Data extracted from a collection
[Begin]
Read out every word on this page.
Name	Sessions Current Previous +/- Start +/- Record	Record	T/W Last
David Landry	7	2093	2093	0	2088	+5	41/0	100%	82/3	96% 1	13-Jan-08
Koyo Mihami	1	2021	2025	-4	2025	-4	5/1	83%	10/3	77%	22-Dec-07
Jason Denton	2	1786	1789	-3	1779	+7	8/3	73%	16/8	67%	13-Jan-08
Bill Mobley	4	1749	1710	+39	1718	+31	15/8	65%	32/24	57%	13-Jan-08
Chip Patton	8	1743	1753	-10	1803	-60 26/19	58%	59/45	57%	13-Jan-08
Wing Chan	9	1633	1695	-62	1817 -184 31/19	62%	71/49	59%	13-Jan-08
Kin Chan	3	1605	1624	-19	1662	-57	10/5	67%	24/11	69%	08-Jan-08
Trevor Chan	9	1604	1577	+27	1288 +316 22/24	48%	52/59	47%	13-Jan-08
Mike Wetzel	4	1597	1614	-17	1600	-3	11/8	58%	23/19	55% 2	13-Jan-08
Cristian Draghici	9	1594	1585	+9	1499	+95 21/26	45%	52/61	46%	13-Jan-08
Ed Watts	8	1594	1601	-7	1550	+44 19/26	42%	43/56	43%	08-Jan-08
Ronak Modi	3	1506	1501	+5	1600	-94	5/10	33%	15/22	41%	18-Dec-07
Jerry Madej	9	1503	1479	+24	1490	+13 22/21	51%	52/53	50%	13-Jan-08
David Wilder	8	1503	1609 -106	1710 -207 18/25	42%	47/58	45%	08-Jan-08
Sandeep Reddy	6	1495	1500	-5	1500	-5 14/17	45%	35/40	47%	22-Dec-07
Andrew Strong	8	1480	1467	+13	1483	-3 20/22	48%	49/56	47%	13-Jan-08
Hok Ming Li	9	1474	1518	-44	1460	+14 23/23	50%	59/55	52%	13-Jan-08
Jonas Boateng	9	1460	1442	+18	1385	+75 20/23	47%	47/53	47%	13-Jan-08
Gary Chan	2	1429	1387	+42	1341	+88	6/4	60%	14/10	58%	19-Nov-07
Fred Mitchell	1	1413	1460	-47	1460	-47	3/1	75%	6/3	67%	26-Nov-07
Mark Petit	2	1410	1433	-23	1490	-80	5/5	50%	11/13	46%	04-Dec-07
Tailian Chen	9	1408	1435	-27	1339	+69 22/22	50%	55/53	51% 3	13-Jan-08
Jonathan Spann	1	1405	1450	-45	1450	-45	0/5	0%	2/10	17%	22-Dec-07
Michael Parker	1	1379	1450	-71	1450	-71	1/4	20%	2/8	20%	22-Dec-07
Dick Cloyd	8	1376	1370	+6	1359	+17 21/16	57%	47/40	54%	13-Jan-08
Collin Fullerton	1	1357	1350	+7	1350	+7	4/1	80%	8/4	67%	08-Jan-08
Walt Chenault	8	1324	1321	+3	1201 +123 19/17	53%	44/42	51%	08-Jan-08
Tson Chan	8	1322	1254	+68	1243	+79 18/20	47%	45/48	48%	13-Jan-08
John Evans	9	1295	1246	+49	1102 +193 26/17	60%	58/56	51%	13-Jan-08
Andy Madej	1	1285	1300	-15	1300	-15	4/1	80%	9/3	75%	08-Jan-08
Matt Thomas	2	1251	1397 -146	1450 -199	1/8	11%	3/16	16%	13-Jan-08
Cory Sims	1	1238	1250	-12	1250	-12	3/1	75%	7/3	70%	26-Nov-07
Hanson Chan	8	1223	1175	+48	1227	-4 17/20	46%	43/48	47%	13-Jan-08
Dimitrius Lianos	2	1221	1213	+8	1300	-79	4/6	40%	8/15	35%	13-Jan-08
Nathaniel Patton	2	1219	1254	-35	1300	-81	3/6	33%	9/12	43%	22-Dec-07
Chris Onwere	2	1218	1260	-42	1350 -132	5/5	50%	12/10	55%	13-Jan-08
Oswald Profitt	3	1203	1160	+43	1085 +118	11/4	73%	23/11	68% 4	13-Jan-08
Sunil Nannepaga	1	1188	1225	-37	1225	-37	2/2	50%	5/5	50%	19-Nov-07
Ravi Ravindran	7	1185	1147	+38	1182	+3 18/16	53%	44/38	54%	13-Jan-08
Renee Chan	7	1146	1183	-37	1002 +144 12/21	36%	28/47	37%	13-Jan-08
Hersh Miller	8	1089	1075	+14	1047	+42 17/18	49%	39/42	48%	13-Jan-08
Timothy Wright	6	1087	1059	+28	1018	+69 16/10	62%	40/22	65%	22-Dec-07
[End]
TASK BRIEF:
Pick out each line in the material containing "David".

EXPECTED ANSWER:
David Landry	7	2093	2093	0	2088	+5	41/0	100%	82/3	96% 1	13-Jan-08
David Wilder	8	1503	1609 -106	1710 -207 18/25	42%	47/58	45%	08-Jan-08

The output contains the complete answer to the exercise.